§ **Set task**
Count how many lines of the material contain the string "setMaxInactiveInterval", then give that number and nothing more.

§ **Raw records**
◆ ◆ ◆

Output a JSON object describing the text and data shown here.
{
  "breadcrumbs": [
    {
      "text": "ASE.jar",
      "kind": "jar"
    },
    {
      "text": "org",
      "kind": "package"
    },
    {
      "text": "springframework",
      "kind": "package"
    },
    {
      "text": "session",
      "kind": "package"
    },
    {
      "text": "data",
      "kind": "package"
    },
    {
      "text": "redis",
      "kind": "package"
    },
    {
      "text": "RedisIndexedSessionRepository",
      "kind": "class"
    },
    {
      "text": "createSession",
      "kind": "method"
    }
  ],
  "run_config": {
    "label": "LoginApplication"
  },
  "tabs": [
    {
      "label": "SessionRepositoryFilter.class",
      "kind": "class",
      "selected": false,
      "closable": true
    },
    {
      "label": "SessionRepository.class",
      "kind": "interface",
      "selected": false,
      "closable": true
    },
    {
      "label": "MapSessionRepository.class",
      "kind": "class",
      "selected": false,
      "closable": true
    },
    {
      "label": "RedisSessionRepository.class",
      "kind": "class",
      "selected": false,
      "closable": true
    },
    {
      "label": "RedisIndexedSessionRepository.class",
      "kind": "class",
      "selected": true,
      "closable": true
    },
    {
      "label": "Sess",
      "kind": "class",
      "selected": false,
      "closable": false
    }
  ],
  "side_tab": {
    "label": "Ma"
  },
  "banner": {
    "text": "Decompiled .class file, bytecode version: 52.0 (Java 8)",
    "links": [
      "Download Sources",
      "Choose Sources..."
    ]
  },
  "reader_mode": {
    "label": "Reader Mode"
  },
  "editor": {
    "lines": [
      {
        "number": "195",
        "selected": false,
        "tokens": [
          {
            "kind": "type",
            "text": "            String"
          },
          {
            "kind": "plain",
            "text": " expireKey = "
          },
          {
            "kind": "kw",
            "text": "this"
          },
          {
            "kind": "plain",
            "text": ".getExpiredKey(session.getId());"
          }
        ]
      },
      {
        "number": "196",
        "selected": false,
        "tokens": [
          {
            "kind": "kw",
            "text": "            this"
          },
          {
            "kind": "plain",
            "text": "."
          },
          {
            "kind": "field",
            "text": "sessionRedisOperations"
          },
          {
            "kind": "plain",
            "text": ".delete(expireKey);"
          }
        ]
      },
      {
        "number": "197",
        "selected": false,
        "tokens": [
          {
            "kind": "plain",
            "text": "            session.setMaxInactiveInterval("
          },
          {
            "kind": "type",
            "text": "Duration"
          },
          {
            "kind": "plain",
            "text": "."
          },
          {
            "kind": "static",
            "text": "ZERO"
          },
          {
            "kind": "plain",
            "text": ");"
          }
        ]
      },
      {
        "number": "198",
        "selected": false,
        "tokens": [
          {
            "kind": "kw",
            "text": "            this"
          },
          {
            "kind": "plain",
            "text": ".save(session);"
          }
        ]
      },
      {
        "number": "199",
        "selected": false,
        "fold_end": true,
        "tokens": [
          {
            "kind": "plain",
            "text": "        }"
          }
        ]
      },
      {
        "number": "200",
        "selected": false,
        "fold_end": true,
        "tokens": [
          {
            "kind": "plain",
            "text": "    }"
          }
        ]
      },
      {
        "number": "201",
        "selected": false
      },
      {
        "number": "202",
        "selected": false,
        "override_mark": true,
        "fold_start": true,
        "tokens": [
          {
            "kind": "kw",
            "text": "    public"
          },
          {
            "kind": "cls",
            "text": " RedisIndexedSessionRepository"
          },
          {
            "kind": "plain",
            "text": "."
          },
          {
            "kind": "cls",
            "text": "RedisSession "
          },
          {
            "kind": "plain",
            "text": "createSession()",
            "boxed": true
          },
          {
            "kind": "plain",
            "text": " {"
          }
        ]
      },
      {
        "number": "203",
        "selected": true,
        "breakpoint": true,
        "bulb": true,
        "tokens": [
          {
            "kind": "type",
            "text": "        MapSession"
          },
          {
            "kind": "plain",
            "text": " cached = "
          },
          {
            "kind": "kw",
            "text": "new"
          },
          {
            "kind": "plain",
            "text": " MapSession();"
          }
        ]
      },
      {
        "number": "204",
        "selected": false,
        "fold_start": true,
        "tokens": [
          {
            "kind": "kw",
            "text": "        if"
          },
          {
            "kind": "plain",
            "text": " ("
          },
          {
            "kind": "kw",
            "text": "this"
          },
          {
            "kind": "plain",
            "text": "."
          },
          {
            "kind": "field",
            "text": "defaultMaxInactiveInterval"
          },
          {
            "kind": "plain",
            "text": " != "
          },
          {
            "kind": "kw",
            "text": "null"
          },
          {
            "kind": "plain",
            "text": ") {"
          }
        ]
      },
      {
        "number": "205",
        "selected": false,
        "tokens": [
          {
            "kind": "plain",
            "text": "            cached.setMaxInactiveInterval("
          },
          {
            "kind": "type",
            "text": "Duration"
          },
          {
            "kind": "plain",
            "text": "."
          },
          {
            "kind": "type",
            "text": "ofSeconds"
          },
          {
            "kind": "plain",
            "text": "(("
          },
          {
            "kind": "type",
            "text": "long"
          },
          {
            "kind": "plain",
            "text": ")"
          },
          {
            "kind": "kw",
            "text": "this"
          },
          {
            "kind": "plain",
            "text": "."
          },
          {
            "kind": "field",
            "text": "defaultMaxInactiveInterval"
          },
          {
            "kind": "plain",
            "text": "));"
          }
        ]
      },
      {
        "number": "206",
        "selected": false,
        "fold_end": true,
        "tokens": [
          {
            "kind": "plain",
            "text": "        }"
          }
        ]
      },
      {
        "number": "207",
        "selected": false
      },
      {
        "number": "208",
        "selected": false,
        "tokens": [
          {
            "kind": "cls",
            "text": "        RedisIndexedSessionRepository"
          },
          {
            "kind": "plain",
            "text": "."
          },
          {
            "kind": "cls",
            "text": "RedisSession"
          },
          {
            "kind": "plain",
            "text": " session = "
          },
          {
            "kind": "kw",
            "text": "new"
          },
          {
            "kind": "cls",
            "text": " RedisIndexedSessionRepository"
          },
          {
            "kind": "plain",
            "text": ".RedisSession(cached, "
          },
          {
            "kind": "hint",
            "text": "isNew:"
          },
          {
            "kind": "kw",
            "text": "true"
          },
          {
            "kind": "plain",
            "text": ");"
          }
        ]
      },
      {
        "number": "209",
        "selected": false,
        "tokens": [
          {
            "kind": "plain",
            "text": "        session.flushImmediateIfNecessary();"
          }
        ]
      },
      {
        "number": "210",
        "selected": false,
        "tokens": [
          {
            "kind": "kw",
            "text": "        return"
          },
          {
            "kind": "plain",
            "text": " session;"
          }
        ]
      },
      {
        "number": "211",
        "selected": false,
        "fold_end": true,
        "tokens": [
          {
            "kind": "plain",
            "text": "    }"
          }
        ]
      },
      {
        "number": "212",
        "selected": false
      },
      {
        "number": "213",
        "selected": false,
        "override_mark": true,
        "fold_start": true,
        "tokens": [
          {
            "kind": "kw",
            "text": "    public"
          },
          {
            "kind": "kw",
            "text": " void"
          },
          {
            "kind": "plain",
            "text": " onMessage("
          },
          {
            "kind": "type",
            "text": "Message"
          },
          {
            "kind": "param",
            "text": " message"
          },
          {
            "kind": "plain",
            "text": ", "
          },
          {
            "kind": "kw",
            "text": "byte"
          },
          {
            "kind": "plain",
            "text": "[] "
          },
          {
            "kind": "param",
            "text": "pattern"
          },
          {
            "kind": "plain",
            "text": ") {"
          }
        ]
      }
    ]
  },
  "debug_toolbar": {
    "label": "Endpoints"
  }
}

◆ ◆ ◆

§ **Result for this task**
2